▶ [SOURCE TEXT]:
=====

Last night, the BBC aired the first episode of their new Food & Drink programme with Michel Roux Jr in charge. Joining him to bring a taste of wine to the show is TV newcomer Kate Goodman. Together they are reviving the seminal Food & Drink TV brand that many middle-age wine drinkers will remember from their formative years.
The original programme was the one responsible for bringing Oz Clarke and Jilly Goolden together to entertain, beguile and confuse us regarding the wines of the world and was thus an integral part of the explosion in (quality) wine consumption in the UK.
The new programme has an issue though, but they may have turned the weakness into an opportunity – or at least partly.
The BBC is enforcing its guidelines to avoid mentioning or endorsing specific brands, and while that may be OK for a cut of pork, or balsamic vinegar as a cooking ingredient, it is not helpful for wine. Consumers expect to know what wine is being drunk and tasted so they might find it and buy it.
Other programmes, such as Saturday Kitchen, also include wine content, and presenters such as Olly Smith, Tim Atkin, Susie Barrie and Peter Richards show a single bottle and because of this, it is almost exclusively selected from UK supermarket shelves so that it is available to a majority of the show’s audience.
Food & Drink gets around the issue of where to select wines from by having Kate Goodman focusing on the provenance of the wine itself, educating the audience (in a gentle way) about styles of wine rather than promoting individual bottles – and therefore studiously ensuring the brand is not shown, but being able to use wines only available in smaller merchants, and at a much higher average price point. Last night’s wines were a £13 Dao red from Portugal and a £13 German Riesling.
[if you want to know what I believe the wines were, visit my That Wine on TV site – just a play-thing at the moment]
Certainly the cookery content was aimed at a more basic level than many other programmes, covering roast pork and potatoes, and a relatively straightforward vegetable tarte tatin (which looked lovely). This was for a very wide audience indeed.
The effect, of course, is that the audience then clammered (on twitter, facebook, etc.) for information on what the wines were so that they might buy them, which I believe creates an interesting opportunity if not for the BBC, for an enterprising UK wine blogger (more of that later).
In theory at least, it means consumers are not just noting down a brand name on their shopping list, but concentrating on something like the regional name in order to help them buy better more generally. A laudable aim. Certainly the Dao and Mosel Riesling deserve better consumer awareness.
But will it work? Were people too distracted trying to work out what the wine was? Is there much value in giving totally generic advice about the style of wine from diverse regions such as these (not all Daos are fruity and the variety of Mosel riesling would make your head spin).
It will be interesting to see how this format develops and whether they can continue to avoid mentioning specific wines, or if they need to concentrate a little more on individual wines or producers rather than regions in order to have an impact. It might also allow others to develop related sites to help consumers which I discuss on “Wine on TV comes to a Second Screen”
In any case, I shall be watching the series to see what other wines are featured and try to work out what they were, and opening a bottle of Dao and Mosel Riesling to celebrate with fellow wine lovers that wine is getting more TV coverage.

=====

▶ [DATASET RECORDS]:
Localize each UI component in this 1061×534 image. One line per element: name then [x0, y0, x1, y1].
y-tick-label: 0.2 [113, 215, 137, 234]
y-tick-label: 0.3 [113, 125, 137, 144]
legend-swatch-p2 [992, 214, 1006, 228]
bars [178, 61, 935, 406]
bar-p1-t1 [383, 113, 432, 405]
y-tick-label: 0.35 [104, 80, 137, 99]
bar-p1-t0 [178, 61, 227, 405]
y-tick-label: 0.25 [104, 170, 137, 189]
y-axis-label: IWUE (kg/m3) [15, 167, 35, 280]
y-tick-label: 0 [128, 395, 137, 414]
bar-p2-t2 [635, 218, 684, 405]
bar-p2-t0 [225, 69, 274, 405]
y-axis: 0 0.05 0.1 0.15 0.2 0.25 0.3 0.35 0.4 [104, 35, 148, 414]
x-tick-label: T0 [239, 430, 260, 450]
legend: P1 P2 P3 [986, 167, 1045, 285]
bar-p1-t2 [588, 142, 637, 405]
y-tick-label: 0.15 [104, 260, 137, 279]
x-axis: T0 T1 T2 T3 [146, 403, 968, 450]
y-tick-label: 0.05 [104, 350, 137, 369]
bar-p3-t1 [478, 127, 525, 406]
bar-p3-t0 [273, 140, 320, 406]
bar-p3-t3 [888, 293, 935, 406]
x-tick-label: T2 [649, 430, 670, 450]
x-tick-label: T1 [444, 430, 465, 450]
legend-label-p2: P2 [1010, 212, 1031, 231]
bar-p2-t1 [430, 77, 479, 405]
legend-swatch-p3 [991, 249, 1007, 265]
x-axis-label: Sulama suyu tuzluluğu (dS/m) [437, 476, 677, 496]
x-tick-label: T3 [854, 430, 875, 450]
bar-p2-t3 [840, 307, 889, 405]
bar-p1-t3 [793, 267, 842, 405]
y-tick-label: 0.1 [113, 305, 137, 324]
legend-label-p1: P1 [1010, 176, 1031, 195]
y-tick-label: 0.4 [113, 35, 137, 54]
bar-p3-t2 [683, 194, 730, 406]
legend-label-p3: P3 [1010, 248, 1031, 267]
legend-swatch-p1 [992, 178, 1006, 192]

=====

▶ [EXERCISES]:
1. List every line in the records that contains the word "swatch".
2. Pick up the piece on the BBC's revived Food & Drink programme where it stops, and continue it.

▶ [ANSWER SET]:
1.
legend-swatch-p2 [992, 214, 1006, 228]
legend-swatch-p3 [991, 249, 1007, 265]
legend-swatch-p1 [992, 178, 1006, 192]

2.
February 5, 2013
Saturday Kitchen gets a lot of stick from wine lovers on Twitter over its focus on supermarket wines rather than from independents. The programme, of course, is trying to make wine accessible to all. I cannot see anything wrong with being more generic about wine styles, rather than specific wines (which may yet go down the supermarket route) if you are going down the food and wine matching route. However, I think they need to repeat the style of wine as part of the conversation (if you missed the word Dao, then they could have been talking about any wine region in Portugal). It would also be more effective if they backed it up with more information online. If it’s there, I haven’t seen it. Just the recipes.
It is a also a massive opportunity for retailers to communicate their own examples following the show. I wonder how many did that?
February 5, 2013
Very good points. As part of my search last night I went to most retailers sites and discovered there was almost no Dao listed on the high street at all, so they will all have missed out. I need to add more links to the “Suggested alternatives” on the other site, so if you have suggestions, please do help me out and suggest a few 🙂
As for offering generic information, I agree that it is not in principle bad, but the Riesling presentation reminded me of the problems I discussed before (http://wineconversation.com/as-my-riesling-gently-weeps/). If it is too generic, it doesn’t help.
February 18, 2013
Sorry but Kate Goodman just is no match for Jilly Goulding and def weak link on the show, Get Rid!
February 25, 2013
She just doesn’t make the wines sound interesting. She needs to emphasize more at where it is from if she won’t tell us exactly what it is.
February 8, 2014
Nay, keep Kate, she tells you enough to get on the internet and find where you can buy them. For me she’s the strong link on the show. Jilly Goulding was all flowery expressions about aromas, only her nose could detect them.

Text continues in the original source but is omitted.